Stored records
((

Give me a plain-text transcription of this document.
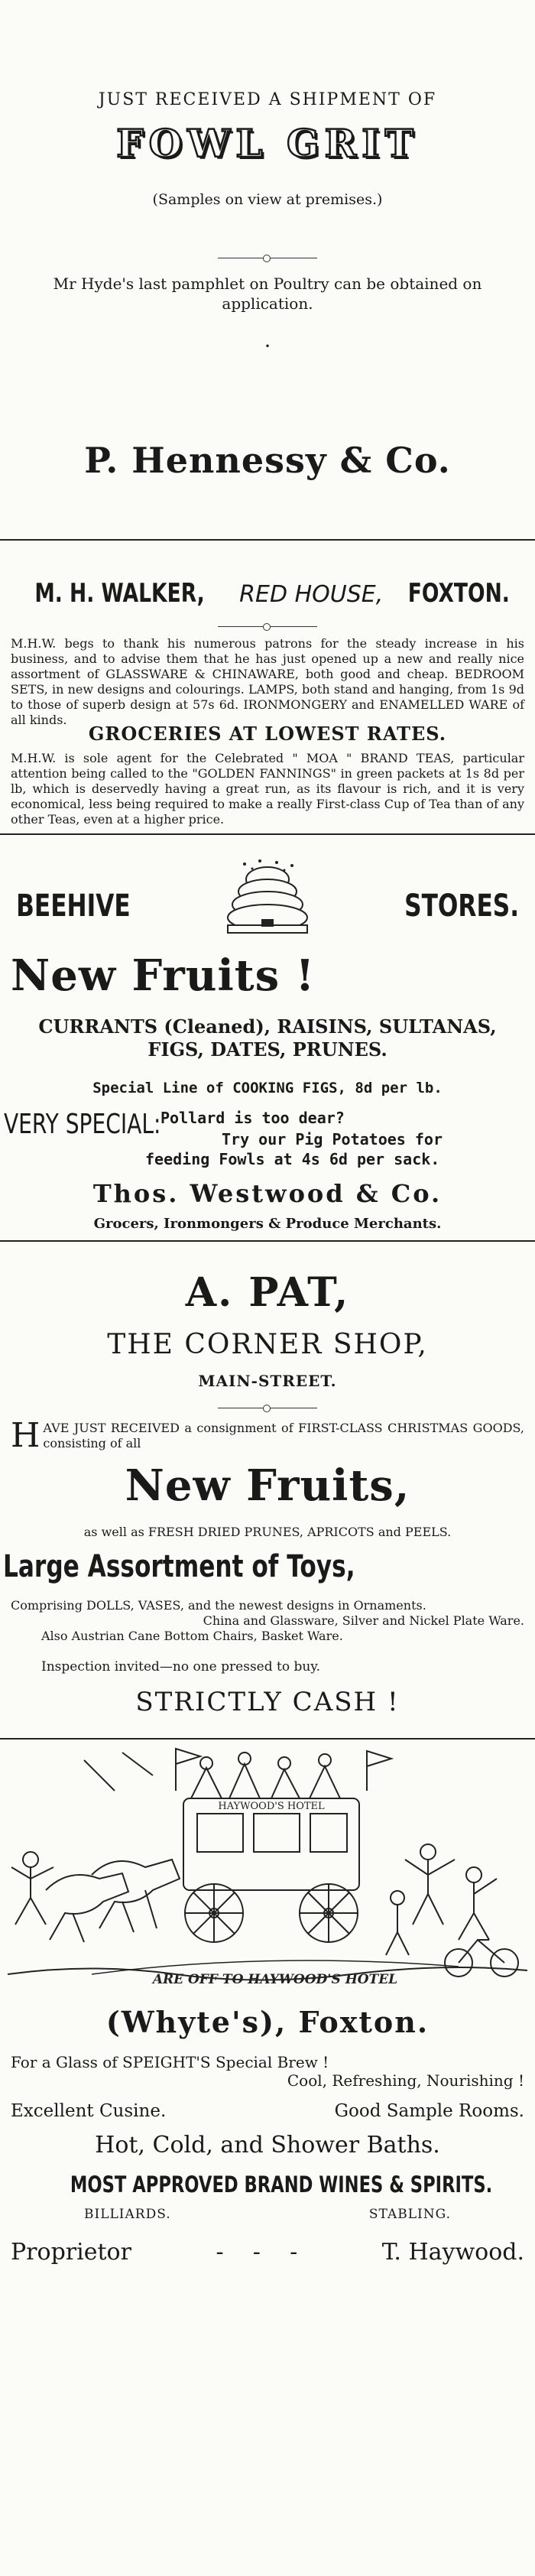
JUST RECEIVED A SHIPMENT OF
FOWL GRIT
(Samples on view at premises.)
Mr Hyde's last pamphlet on Poultry can be obtained on application.
•
P. Hennessy & Co.
M. H. WALKER, RED HOUSE, FOXTON.
M.H.W. begs to thank his numerous patrons for the steady increase in his business, and to advise them that he has just opened up a new and really nice assortment of GLASSWARE & CHINAWARE, both good and cheap. BEDROOM SETS, in new designs and colourings. LAMPS, both stand and hanging, from 1s 9d to those of superb design at 57s 6d. IRONMONGERY and ENAMELLED WARE of all kinds.
GROCERIES AT LOWEST RATES.
M.H.W. is sole agent for the Celebrated " MOA " BRAND TEAS, particular attention being called to the "GOLDEN FANNINGS" in green packets at 1s 8d per lb, which is deservedly having a great run, as its flavour is rich, and it is very economical, less being required to make a really First-class Cup of Tea than of any other Teas, even at a higher price.
BEEHIVE	STORES.
New Fruits !
CURRANTS (Cleaned), RAISINS, SULTANAS, FIGS, DATES, PRUNES.
Special Line of COOKING FIGS, 8d per lb.
VERY SPECIAL: Pollard is too dear?
Try our Pig Potatoes for
feeding Fowls at 4s 6d per sack.
Thos. Westwood & Co.
Grocers, Ironmongers & Produce Merchants.
A. PAT,
THE CORNER SHOP,
MAIN-STREET.
H AVE JUST RECEIVED a consignment of FIRST-CLASS CHRISTMAS GOODS, consisting of all
New Fruits,
as well as FRESH DRIED PRUNES, APRICOTS and PEELS.
Large Assortment of Toys,
Comprising DOLLS, VASES, and the newest designs in Ornaments.
China and Glassware, Silver and Nickel Plate Ware.
Also Austrian Cane Bottom Chairs, Basket Ware.
Inspection invited—no one pressed to buy.
STRICTLY CASH !
HAYWOOD'S HOTEL
ARE OFF TO HAYWOOD'S HOTEL
(Whyte's), Foxton.
For a Glass of SPEIGHT'S Special Brew !
Cool, Refreshing, Nourishing !
Excellent Cusine.	Good Sample Rooms.
Hot, Cold, and Shower Baths.
MOST APPROVED BRAND WINES & SPIRITS.
BILLIARDS.	STABLING.
Proprietor	-    -    -	T. Haywood.
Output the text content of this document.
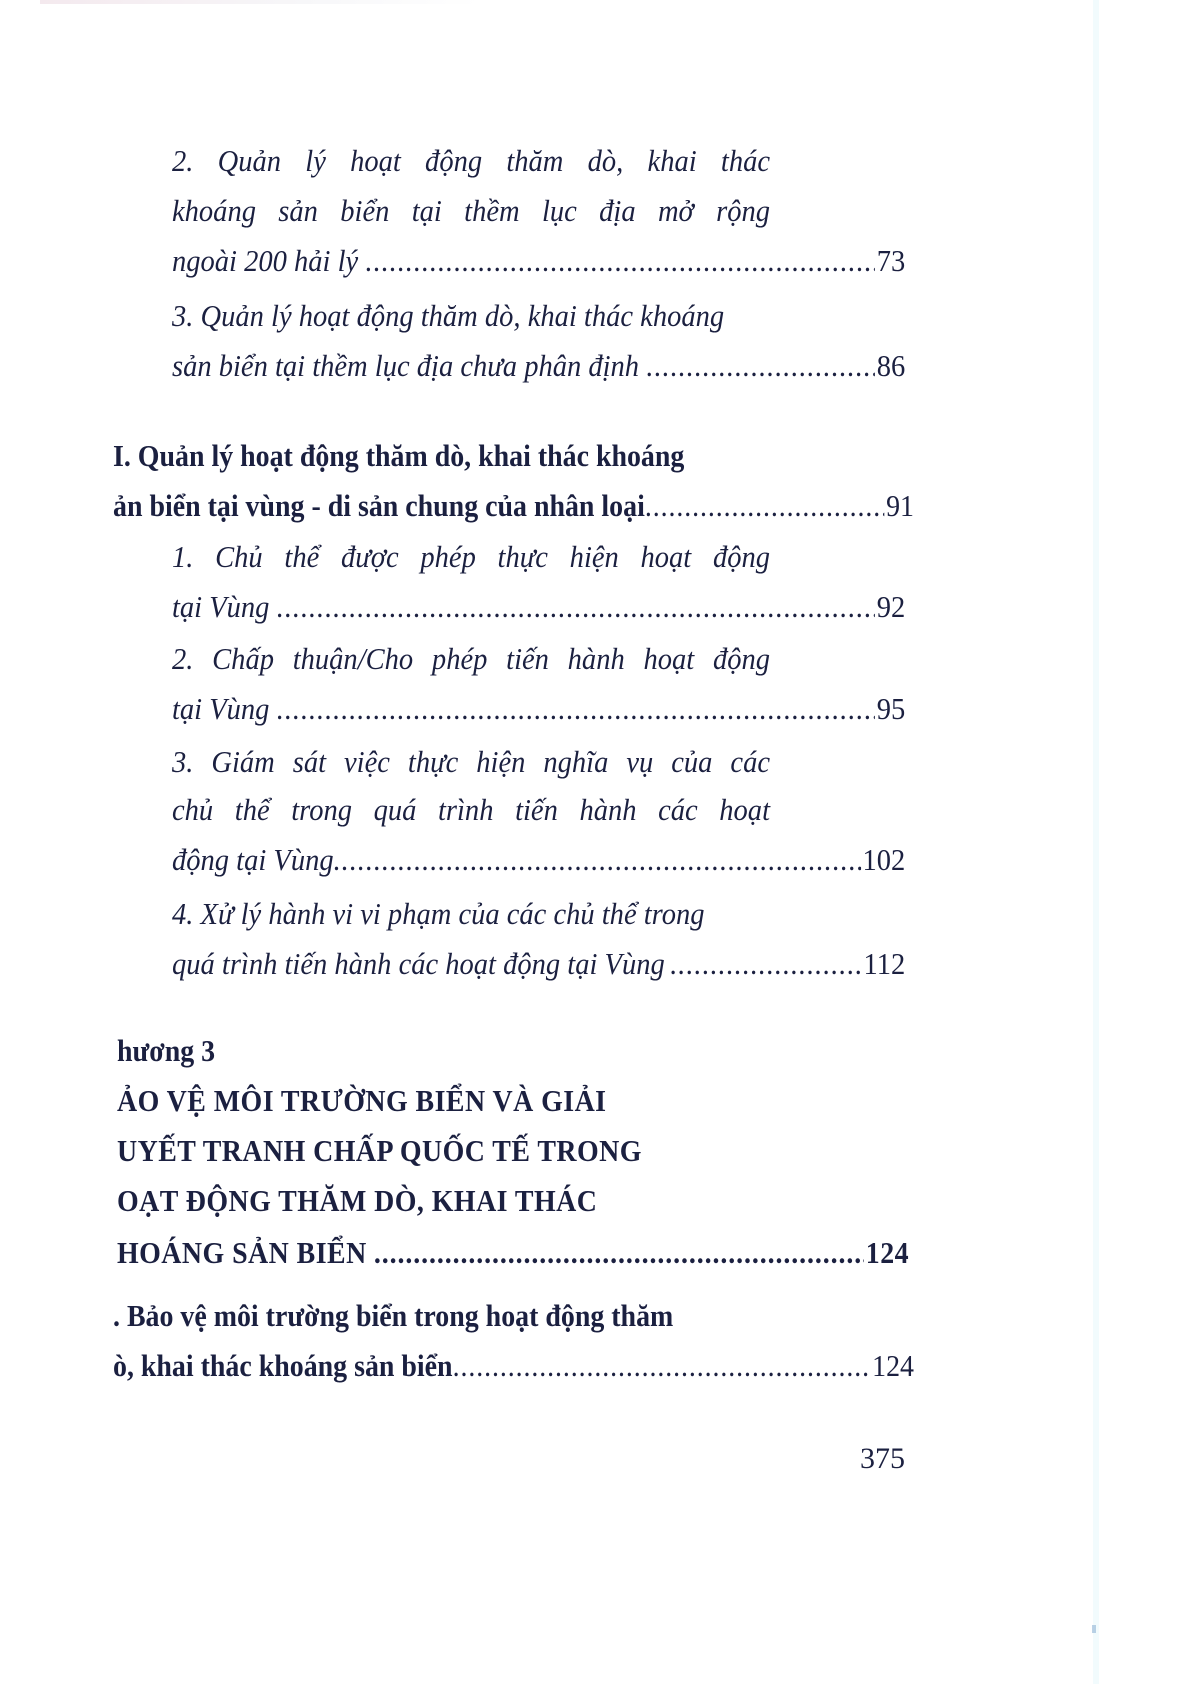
2. Quản lý hoạt động thăm dò, khai thác
khoáng sản biển tại thềm lục địa mở rộng
ngoài 200 hải lý .....	73
3. Quản lý hoạt động thăm dò, khai thác khoáng
sản biển tại thềm lục địa chưa phân định .....	86
I. Quản lý hoạt động thăm dò, khai thác khoáng
ản biển tại vùng - di sản chung của nhân loại .....	91
1. Chủ thể được phép thực hiện hoạt động
tại Vùng .....	92
2. Chấp thuận/Cho phép tiến hành hoạt động
tại Vùng .....	95
3. Giám sát việc thực hiện nghĩa vụ của các
chủ thể trong quá trình tiến hành các hoạt
động tại Vùng .....	102
4. Xử lý hành vi vi phạm của các chủ thể trong
quá trình tiến hành các hoạt động tại Vùng .....	112
hương 3
ẢO VỆ MÔI TRƯỜNG BIỂN VÀ GIẢI
UYẾT TRANH CHẤP QUỐC TẾ TRONG
OẠT ĐỘNG THĂM DÒ, KHAI THÁC
HOÁNG SẢN BIỂN .....	124
. Bảo vệ môi trường biển trong hoạt động thăm
ò, khai thác khoáng sản biển .....	124
375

))

→ Exercise details:
Copy the data word for word. Pictures do not go in the copy.

→ Written answer:
Give me a plain-text transcription of this document.
JUST RECEIVED A SHIPMENT OF
FOWL GRIT
(Samples on view at premises.)
Mr Hyde's last pamphlet on Poultry can be obtained on application.
•
P. Hennessy & Co.
M. H. WALKER, RED HOUSE, FOXTON.
M.H.W. begs to thank his numerous patrons for the steady increase in his business, and to advise them that he has just opened up a new and really nice assortment of GLASSWARE & CHINAWARE, both good and cheap. BEDROOM SETS, in new designs and colourings. LAMPS, both stand and hanging, from 1s 9d to those of superb design at 57s 6d. IRONMONGERY and ENAMELLED WARE of all kinds.
GROCERIES AT LOWEST RATES.
M.H.W. is sole agent for the Celebrated " MOA " BRAND TEAS, particular attention being called to the "GOLDEN FANNINGS" in green packets at 1s 8d per lb, which is deservedly having a great run, as its flavour is rich, and it is very economical, less being required to make a really First-class Cup of Tea than of any other Teas, even at a higher price.
BEEHIVE	STORES.
New Fruits !
CURRANTS (Cleaned), RAISINS, SULTANAS, FIGS, DATES, PRUNES.
Special Line of COOKING FIGS, 8d per lb.
VERY SPECIAL: Pollard is too dear?
Try our Pig Potatoes for
feeding Fowls at 4s 6d per sack.
Thos. Westwood & Co.
Grocers, Ironmongers & Produce Merchants.
A. PAT,
THE CORNER SHOP,
MAIN-STREET.
H AVE JUST RECEIVED a consignment of FIRST-CLASS CHRISTMAS GOODS, consisting of all
New Fruits,
as well as FRESH DRIED PRUNES, APRICOTS and PEELS.
Large Assortment of Toys,
Comprising DOLLS, VASES, and the newest designs in Ornaments.
China and Glassware, Silver and Nickel Plate Ware.
Also Austrian Cane Bottom Chairs, Basket Ware.
Inspection invited—no one pressed to buy.
STRICTLY CASH !
HAYWOOD'S HOTEL
ARE OFF TO HAYWOOD'S HOTEL
(Whyte's), Foxton.
For a Glass of SPEIGHT'S Special Brew !
Cool, Refreshing, Nourishing !
Excellent Cusine.	Good Sample Rooms.
Hot, Cold, and Shower Baths.
MOST APPROVED BRAND WINES & SPIRITS.
BILLIARDS.	STABLING.
Proprietor	-    -    -	T. Haywood.
Output the text content of this document.
2. Quản lý hoạt động thăm dò, khai thác
khoáng sản biển tại thềm lục địa mở rộng
ngoài 200 hải lý .....	73
3. Quản lý hoạt động thăm dò, khai thác khoáng
sản biển tại thềm lục địa chưa phân định .....	86
I. Quản lý hoạt động thăm dò, khai thác khoáng
ản biển tại vùng - di sản chung của nhân loại .....	91
1. Chủ thể được phép thực hiện hoạt động
tại Vùng .....	92
2. Chấp thuận/Cho phép tiến hành hoạt động
tại Vùng .....	95
3. Giám sát việc thực hiện nghĩa vụ của các
chủ thể trong quá trình tiến hành các hoạt
động tại Vùng .....	102
4. Xử lý hành vi vi phạm của các chủ thể trong
quá trình tiến hành các hoạt động tại Vùng .....	112
hương 3
ẢO VỆ MÔI TRƯỜNG BIỂN VÀ GIẢI
UYẾT TRANH CHẤP QUỐC TẾ TRONG
OẠT ĐỘNG THĂM DÒ, KHAI THÁC
HOÁNG SẢN BIỂN .....	124
. Bảo vệ môi trường biển trong hoạt động thăm
ò, khai thác khoáng sản biển .....	124
375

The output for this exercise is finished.